** Start **

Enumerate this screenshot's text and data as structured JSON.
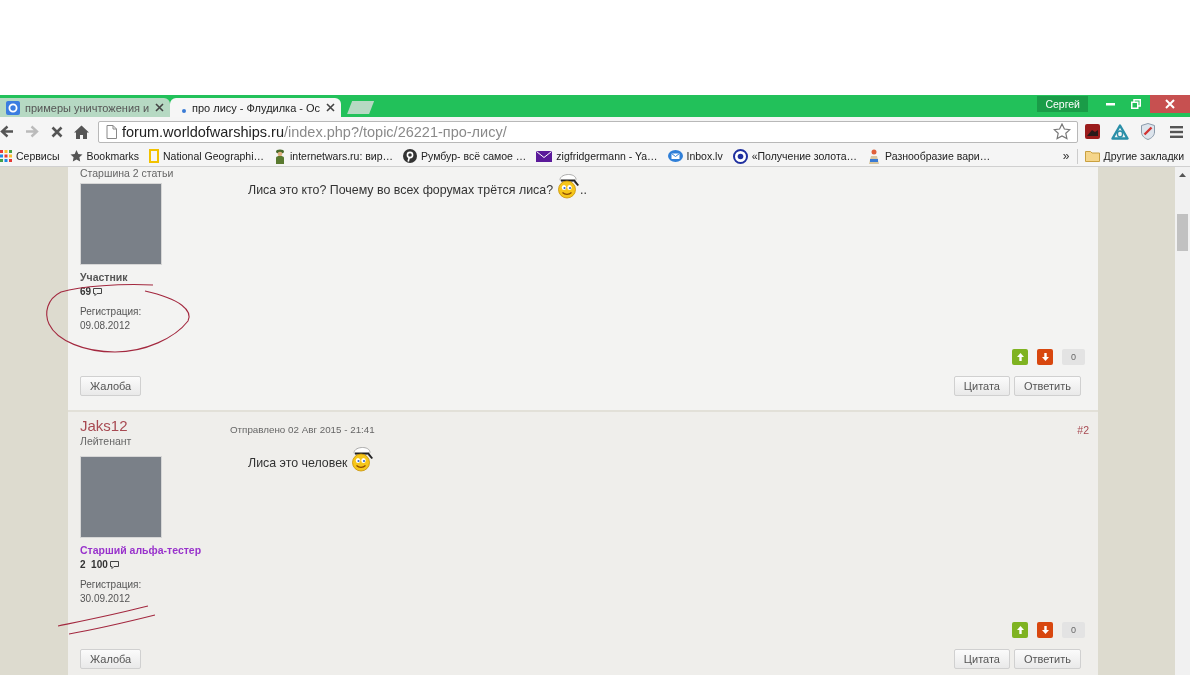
{
  "browser": {
    "tabs": [
      {
        "title": "примеры уничтожения и",
        "selected": false,
        "favicon": {
          "kind": "google"
        }
      },
      {
        "title": "про лису - Флудилка - Ос",
        "selected": true,
        "favicon": {
          "kind": "dot"
        }
      }
    ],
    "profile": "Сергей",
    "nav": [
      {
        "kind": "back",
        "disabled": false
      },
      {
        "kind": "forward",
        "disabled": true
      },
      {
        "kind": "stop",
        "disabled": false
      },
      {
        "kind": "home",
        "disabled": false
      }
    ],
    "address": {
      "host": "forum.worldofwarships.ru",
      "path": "/index.php?/topic/26221-про-лису/"
    },
    "bookmarks": [
      {
        "kind": "apps",
        "label": "Сервисы"
      },
      {
        "kind": "star",
        "label": "Bookmarks"
      },
      {
        "kind": "frame",
        "label": "National Geographi…"
      },
      {
        "kind": "soldier",
        "label": "internetwars.ru: вир…"
      },
      {
        "kind": "pin",
        "label": "Румбур- всё самое …"
      },
      {
        "kind": "mail",
        "label": "zigfridgermann - Ya…"
      },
      {
        "kind": "inbox",
        "label": "Inbox.lv"
      },
      {
        "kind": "coin",
        "label": "«Получение золота…"
      },
      {
        "kind": "figure",
        "label": "Разнообразие вари…"
      }
    ],
    "bookmarks_overflow": "»",
    "other_bookmarks": "Другие закладки"
  },
  "posts": [
    {
      "rank": "Старшина 2 статьи",
      "group": {
        "label": "Участник",
        "color": "#555555"
      },
      "post_count": "69",
      "registered_label": "Регистрация:",
      "registered": "09.08.2012",
      "message": [
        {
          "kind": "text",
          "text": "Лиса это кто? Почему во всех форумах трётся лиса?"
        },
        {
          "kind": "smiley"
        },
        {
          "kind": "text",
          "text": ".."
        }
      ],
      "rating": "0",
      "report": "Жалоба",
      "actions": [
        "Цитата",
        "Ответить"
      ],
      "annotation": {
        "kind": "ellipse"
      }
    },
    {
      "author": "Jaks12",
      "rank": "Лейтенант",
      "posted": "Отправлено 02 Авг 2015 - 21:41",
      "number": "#2",
      "group": {
        "label": "Старший альфа-тестер",
        "color": "#9933cc"
      },
      "post_count": "2  100",
      "registered_label": "Регистрация:",
      "registered": "30.09.2012",
      "message": [
        {
          "kind": "text",
          "text": "Лиса это человек"
        },
        {
          "kind": "smiley"
        }
      ],
      "rating": "0",
      "report": "Жалоба",
      "actions": [
        "Цитата",
        "Ответить"
      ],
      "annotation": {
        "kind": "double-underline"
      }
    }
  ]
}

** End **

**REQUEST:** Pictures are to be left out; the records above must be repeated word for word.

**CORRECT ANSWER:**
Enumerate this screenshot's text and data as structured JSON.
{
  "browser": {
    "tabs": [
      {
        "title": "примеры уничтожения и",
        "selected": false,
        "favicon": {
          "kind": "google"
        }
      },
      {
        "title": "про лису - Флудилка - Ос",
        "selected": true,
        "favicon": {
          "kind": "dot"
        }
      }
    ],
    "profile": "Сергей",
    "nav": [
      {
        "kind": "back",
        "disabled": false
      },
      {
        "kind": "forward",
        "disabled": true
      },
      {
        "kind": "stop",
        "disabled": false
      },
      {
        "kind": "home",
        "disabled": false
      }
    ],
    "address": {
      "host": "forum.worldofwarships.ru",
      "path": "/index.php?/topic/26221-про-лису/"
    },
    "bookmarks": [
      {
        "kind": "apps",
        "label": "Сервисы"
      },
      {
        "kind": "star",
        "label": "Bookmarks"
      },
      {
        "kind": "frame",
        "label": "National Geographi…"
      },
      {
        "kind": "soldier",
        "label": "internetwars.ru: вир…"
      },
      {
        "kind": "pin",
        "label": "Румбур- всё самое …"
      },
      {
        "kind": "mail",
        "label": "zigfridgermann - Ya…"
      },
      {
        "kind": "inbox",
        "label": "Inbox.lv"
      },
      {
        "kind": "coin",
        "label": "«Получение золота…"
      },
      {
        "kind": "figure",
        "label": "Разнообразие вари…"
      }
    ],
    "bookmarks_overflow": "»",
    "other_bookmarks": "Другие закладки"
  },
  "posts": [
    {
      "rank": "Старшина 2 статьи",
      "group": {
        "label": "Участник",
        "color": "#555555"
      },
      "post_count": "69",
      "registered_label": "Регистрация:",
      "registered": "09.08.2012",
      "message": [
        {
          "kind": "text",
          "text": "Лиса это кто? Почему во всех форумах трётся лиса?"
        },
        {
          "kind": "smiley"
        },
        {
          "kind": "text",
          "text": ".."
        }
      ],
      "rating": "0",
      "report": "Жалоба",
      "actions": [
        "Цитата",
        "Ответить"
      ],
      "annotation": {
        "kind": "ellipse"
      }
    },
    {
      "author": "Jaks12",
      "rank": "Лейтенант",
      "posted": "Отправлено 02 Авг 2015 - 21:41",
      "number": "#2",
      "group": {
        "label": "Старший альфа-тестер",
        "color": "#9933cc"
      },
      "post_count": "2  100",
      "registered_label": "Регистрация:",
      "registered": "30.09.2012",
      "message": [
        {
          "kind": "text",
          "text": "Лиса это человек"
        },
        {
          "kind": "smiley"
        }
      ],
      "rating": "0",
      "report": "Жалоба",
      "actions": [
        "Цитата",
        "Ответить"
      ],
      "annotation": {
        "kind": "double-underline"
      }
    }
  ]
}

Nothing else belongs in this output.